_What is required_
Output all lines exactly.

(Dataset listings of figures)
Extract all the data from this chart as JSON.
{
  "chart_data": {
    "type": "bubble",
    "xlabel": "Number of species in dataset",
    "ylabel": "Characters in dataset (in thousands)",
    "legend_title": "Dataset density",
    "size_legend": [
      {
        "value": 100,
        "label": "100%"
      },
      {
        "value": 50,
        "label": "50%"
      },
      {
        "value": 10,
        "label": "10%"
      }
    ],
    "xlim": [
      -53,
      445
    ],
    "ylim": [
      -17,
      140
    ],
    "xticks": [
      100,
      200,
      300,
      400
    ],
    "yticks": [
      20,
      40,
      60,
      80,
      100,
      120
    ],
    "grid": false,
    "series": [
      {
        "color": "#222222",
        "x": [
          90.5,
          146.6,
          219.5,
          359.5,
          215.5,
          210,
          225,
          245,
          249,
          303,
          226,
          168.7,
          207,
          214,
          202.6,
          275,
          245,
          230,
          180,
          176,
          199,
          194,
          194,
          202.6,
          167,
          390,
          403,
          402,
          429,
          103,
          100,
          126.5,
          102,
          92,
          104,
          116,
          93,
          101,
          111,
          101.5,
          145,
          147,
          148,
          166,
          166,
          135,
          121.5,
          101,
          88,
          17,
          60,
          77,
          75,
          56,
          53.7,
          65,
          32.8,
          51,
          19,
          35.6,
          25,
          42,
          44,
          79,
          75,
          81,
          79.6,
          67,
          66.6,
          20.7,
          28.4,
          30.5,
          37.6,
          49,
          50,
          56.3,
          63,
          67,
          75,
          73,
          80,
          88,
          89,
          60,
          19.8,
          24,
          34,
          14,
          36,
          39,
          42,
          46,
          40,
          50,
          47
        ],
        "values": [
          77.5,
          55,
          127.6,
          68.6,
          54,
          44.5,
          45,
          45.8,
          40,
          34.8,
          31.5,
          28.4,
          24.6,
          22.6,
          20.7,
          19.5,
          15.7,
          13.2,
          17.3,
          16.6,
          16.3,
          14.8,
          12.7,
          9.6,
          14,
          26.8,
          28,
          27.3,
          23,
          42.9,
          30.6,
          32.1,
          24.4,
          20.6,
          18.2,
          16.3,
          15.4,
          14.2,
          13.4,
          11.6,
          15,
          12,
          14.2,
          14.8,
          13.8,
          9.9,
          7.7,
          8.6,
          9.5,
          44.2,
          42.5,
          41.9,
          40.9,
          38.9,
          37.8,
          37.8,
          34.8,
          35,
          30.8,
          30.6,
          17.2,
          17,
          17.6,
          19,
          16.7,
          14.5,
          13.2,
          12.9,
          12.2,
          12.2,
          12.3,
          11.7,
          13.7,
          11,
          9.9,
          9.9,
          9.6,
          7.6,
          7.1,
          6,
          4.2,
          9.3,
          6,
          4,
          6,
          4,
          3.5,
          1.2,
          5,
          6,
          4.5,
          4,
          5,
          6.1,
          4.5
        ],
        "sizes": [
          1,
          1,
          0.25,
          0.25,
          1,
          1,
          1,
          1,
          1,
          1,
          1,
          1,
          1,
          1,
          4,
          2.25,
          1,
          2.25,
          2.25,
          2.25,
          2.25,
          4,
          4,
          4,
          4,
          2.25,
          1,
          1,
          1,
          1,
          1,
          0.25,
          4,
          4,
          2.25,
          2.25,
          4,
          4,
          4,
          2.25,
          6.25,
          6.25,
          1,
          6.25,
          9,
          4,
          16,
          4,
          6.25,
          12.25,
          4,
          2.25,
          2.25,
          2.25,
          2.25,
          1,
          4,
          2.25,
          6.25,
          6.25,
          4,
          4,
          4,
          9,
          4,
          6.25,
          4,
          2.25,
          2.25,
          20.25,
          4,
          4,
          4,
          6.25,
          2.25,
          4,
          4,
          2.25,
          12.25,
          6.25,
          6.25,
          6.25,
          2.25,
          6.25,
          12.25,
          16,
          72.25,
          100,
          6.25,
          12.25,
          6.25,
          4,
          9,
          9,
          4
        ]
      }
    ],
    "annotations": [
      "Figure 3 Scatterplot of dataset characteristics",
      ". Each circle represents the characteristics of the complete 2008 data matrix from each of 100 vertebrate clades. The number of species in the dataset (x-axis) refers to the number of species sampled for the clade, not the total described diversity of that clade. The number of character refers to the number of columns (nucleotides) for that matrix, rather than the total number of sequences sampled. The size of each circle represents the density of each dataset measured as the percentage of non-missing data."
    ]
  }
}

_Solution to this task_
Extract all the data from this chart as JSON.
{
  "chart_data": {
    "type": "bubble",
    "xlabel": "Number of species in dataset",
    "ylabel": "Characters in dataset (in thousands)",
    "legend_title": "Dataset density",
    "size_legend": [
      {
        "value": 100,
        "label": "100%"
      },
      {
        "value": 50,
        "label": "50%"
      },
      {
        "value": 10,
        "label": "10%"
      }
    ],
    "xlim": [
      -53,
      445
    ],
    "ylim": [
      -17,
      140
    ],
    "xticks": [
      100,
      200,
      300,
      400
    ],
    "yticks": [
      20,
      40,
      60,
      80,
      100,
      120
    ],
    "grid": false,
    "series": [
      {
        "color": "#222222",
        "x": [
          90.5,
          146.6,
          219.5,
          359.5,
          215.5,
          210,
          225,
          245,
          249,
          303,
          226,
          168.7,
          207,
          214,
          202.6,
          275,
          245,
          230,
          180,
          176,
          199,
          194,
          194,
          202.6,
          167,
          390,
          403,
          402,
          429,
          103,
          100,
          126.5,
          102,
          92,
          104,
          116,
          93,
          101,
          111,
          101.5,
          145,
          147,
          148,
          166,
          166,
          135,
          121.5,
          101,
          88,
          17,
          60,
          77,
          75,
          56,
          53.7,
          65,
          32.8,
          51,
          19,
          35.6,
          25,
          42,
          44,
          79,
          75,
          81,
          79.6,
          67,
          66.6,
          20.7,
          28.4,
          30.5,
          37.6,
          49,
          50,
          56.3,
          63,
          67,
          75,
          73,
          80,
          88,
          89,
          60,
          19.8,
          24,
          34,
          14,
          36,
          39,
          42,
          46,
          40,
          50,
          47
        ],
        "values": [
          77.5,
          55,
          127.6,
          68.6,
          54,
          44.5,
          45,
          45.8,
          40,
          34.8,
          31.5,
          28.4,
          24.6,
          22.6,
          20.7,
          19.5,
          15.7,
          13.2,
          17.3,
          16.6,
          16.3,
          14.8,
          12.7,
          9.6,
          14,
          26.8,
          28,
          27.3,
          23,
          42.9,
          30.6,
          32.1,
          24.4,
          20.6,
          18.2,
          16.3,
          15.4,
          14.2,
          13.4,
          11.6,
          15,
          12,
          14.2,
          14.8,
          13.8,
          9.9,
          7.7,
          8.6,
          9.5,
          44.2,
          42.5,
          41.9,
          40.9,
          38.9,
          37.8,
          37.8,
          34.8,
          35,
          30.8,
          30.6,
          17.2,
          17,
          17.6,
          19,
          16.7,
          14.5,
          13.2,
          12.9,
          12.2,
          12.2,
          12.3,
          11.7,
          13.7,
          11,
          9.9,
          9.9,
          9.6,
          7.6,
          7.1,
          6,
          4.2,
          9.3,
          6,
          4,
          6,
          4,
          3.5,
          1.2,
          5,
          6,
          4.5,
          4,
          5,
          6.1,
          4.5
        ],
        "sizes": [
          1,
          1,
          0.25,
          0.25,
          1,
          1,
          1,
          1,
          1,
          1,
          1,
          1,
          1,
          1,
          4,
          2.25,
          1,
          2.25,
          2.25,
          2.25,
          2.25,
          4,
          4,
          4,
          4,
          2.25,
          1,
          1,
          1,
          1,
          1,
          0.25,
          4,
          4,
          2.25,
          2.25,
          4,
          4,
          4,
          2.25,
          6.25,
          6.25,
          1,
          6.25,
          9,
          4,
          16,
          4,
          6.25,
          12.25,
          4,
          2.25,
          2.25,
          2.25,
          2.25,
          1,
          4,
          2.25,
          6.25,
          6.25,
          4,
          4,
          4,
          9,
          4,
          6.25,
          4,
          2.25,
          2.25,
          20.25,
          4,
          4,
          4,
          6.25,
          2.25,
          4,
          4,
          2.25,
          12.25,
          6.25,
          6.25,
          6.25,
          2.25,
          6.25,
          12.25,
          16,
          72.25,
          100,
          6.25,
          12.25,
          6.25,
          4,
          9,
          9,
          4
        ]
      }
    ],
    "annotations": [
      "Figure 3 Scatterplot of dataset characteristics",
      ". Each circle represents the characteristics of the complete 2008 data matrix from each of 100 vertebrate clades. The number of species in the dataset (x-axis) refers to the number of species sampled for the clade, not the total described diversity of that clade. The number of character refers to the number of columns (nucleotides) for that matrix, rather than the total number of sequences sampled. The size of each circle represents the density of each dataset measured as the percentage of non-missing data."
    ]
  }
}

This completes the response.